To be done
Count how many lines contain the word "rgba". Please give only the number.

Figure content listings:
···
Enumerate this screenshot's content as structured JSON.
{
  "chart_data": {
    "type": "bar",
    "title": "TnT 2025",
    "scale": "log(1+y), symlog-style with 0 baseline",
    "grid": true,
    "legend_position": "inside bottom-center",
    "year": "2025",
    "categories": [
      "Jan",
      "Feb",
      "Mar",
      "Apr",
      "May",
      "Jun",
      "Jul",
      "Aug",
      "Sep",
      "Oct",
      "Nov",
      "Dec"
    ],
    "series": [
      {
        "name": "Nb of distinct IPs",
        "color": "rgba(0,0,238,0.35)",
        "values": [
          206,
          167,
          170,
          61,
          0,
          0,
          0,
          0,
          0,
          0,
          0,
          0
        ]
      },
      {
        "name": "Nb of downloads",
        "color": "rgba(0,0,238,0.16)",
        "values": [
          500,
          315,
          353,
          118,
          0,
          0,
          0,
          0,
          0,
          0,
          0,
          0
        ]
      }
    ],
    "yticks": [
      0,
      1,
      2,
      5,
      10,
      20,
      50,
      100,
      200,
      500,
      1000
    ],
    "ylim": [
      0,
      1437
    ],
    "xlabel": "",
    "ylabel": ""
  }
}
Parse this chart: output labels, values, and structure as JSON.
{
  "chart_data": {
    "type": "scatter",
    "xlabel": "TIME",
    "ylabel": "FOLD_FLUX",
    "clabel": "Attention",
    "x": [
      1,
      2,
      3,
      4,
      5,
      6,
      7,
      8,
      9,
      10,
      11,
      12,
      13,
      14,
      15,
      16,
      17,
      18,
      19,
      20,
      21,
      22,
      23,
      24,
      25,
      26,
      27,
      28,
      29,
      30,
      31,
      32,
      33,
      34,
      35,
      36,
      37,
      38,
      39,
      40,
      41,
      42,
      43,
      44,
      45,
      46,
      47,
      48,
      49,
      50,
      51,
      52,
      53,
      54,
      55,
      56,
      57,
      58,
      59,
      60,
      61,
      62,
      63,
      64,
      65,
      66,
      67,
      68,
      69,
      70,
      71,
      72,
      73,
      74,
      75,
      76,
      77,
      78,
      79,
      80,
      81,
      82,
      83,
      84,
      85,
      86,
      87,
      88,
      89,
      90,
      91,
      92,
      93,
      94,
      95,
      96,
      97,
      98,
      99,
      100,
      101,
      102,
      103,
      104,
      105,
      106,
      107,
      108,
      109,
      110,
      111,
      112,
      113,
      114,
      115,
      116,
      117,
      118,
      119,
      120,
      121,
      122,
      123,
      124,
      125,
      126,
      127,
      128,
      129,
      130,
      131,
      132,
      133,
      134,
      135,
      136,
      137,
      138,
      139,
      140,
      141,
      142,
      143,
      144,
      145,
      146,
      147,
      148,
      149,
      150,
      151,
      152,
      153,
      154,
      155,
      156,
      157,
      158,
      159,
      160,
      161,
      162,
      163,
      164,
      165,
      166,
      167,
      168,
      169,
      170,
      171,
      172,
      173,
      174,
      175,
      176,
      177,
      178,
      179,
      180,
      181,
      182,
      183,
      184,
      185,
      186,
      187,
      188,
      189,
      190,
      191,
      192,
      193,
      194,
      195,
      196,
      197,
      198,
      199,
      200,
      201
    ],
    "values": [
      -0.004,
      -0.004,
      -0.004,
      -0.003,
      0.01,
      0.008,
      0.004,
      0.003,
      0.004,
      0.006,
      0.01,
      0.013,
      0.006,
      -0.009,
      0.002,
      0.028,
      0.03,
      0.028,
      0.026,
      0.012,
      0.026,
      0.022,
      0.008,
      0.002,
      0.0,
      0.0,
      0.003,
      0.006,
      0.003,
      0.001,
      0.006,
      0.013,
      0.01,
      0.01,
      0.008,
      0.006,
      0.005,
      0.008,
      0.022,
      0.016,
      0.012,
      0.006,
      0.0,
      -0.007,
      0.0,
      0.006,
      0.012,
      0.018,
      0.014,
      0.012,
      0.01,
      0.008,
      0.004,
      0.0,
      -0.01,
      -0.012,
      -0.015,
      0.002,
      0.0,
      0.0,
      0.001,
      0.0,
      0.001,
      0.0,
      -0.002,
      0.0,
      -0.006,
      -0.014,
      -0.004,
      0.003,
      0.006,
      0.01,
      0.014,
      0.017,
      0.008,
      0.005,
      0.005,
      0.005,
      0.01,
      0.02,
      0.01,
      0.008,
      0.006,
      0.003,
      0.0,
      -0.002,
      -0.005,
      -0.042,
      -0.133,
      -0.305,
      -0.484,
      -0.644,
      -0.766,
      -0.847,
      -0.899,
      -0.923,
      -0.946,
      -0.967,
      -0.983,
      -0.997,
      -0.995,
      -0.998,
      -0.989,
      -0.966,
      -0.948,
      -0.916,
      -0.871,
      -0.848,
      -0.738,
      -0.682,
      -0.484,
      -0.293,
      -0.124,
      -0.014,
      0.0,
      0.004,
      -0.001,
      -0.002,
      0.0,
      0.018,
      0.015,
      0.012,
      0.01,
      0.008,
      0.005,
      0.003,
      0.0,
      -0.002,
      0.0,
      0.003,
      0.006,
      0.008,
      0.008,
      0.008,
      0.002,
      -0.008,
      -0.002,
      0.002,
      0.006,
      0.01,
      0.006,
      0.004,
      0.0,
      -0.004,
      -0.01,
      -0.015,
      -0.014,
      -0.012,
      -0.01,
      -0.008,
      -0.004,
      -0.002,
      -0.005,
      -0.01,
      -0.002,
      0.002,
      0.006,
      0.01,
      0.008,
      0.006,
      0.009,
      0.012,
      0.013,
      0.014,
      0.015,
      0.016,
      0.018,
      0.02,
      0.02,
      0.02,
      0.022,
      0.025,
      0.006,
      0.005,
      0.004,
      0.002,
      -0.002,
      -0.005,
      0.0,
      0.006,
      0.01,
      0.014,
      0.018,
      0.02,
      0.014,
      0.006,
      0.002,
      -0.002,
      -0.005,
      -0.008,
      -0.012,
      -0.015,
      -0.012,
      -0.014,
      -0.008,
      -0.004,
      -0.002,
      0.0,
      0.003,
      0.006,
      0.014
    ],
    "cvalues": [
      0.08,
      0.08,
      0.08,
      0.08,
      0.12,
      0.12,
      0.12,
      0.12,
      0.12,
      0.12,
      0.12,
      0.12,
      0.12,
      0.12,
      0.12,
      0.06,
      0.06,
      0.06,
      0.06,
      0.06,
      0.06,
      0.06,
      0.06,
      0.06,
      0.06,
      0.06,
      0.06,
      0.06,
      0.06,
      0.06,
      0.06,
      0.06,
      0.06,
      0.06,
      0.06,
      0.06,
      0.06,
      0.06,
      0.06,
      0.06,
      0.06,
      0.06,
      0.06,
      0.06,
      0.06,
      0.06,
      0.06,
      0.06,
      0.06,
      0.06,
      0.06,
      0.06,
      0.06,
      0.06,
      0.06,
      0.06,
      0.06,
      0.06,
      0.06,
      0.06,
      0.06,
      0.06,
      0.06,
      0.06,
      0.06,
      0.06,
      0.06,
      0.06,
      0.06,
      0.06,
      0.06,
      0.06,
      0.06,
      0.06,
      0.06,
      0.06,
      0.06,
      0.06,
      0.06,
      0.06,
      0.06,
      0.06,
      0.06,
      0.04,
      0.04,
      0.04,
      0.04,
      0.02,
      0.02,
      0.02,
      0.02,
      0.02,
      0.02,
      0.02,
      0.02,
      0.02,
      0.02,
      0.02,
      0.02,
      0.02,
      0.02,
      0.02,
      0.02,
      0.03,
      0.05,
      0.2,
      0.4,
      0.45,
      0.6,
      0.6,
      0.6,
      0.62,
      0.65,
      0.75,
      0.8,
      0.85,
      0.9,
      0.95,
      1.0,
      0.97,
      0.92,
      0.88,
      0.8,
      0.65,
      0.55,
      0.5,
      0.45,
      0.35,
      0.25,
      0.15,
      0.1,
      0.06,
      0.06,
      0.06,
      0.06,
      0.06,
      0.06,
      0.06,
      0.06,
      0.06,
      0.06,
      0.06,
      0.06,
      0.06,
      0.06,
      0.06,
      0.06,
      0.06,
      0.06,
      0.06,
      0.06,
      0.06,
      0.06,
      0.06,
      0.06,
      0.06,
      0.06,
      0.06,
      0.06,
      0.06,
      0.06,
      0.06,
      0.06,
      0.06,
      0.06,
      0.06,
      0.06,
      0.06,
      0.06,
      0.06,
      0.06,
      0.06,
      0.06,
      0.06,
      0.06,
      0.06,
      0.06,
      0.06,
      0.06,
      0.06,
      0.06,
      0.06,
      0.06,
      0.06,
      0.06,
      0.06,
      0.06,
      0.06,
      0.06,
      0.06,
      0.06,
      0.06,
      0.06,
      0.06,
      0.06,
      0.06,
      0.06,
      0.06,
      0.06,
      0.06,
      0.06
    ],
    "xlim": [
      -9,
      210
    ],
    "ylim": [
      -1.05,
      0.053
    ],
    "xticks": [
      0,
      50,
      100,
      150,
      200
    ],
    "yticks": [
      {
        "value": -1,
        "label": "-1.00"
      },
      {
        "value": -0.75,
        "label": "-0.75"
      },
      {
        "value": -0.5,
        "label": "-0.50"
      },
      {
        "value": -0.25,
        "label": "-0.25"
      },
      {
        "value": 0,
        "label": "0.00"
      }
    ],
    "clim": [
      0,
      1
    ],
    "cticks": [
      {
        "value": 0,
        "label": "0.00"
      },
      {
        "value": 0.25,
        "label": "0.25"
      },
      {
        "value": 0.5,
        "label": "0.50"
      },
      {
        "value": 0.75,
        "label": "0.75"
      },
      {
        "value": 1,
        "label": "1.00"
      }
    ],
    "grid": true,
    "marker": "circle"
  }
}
···
Expected answer
2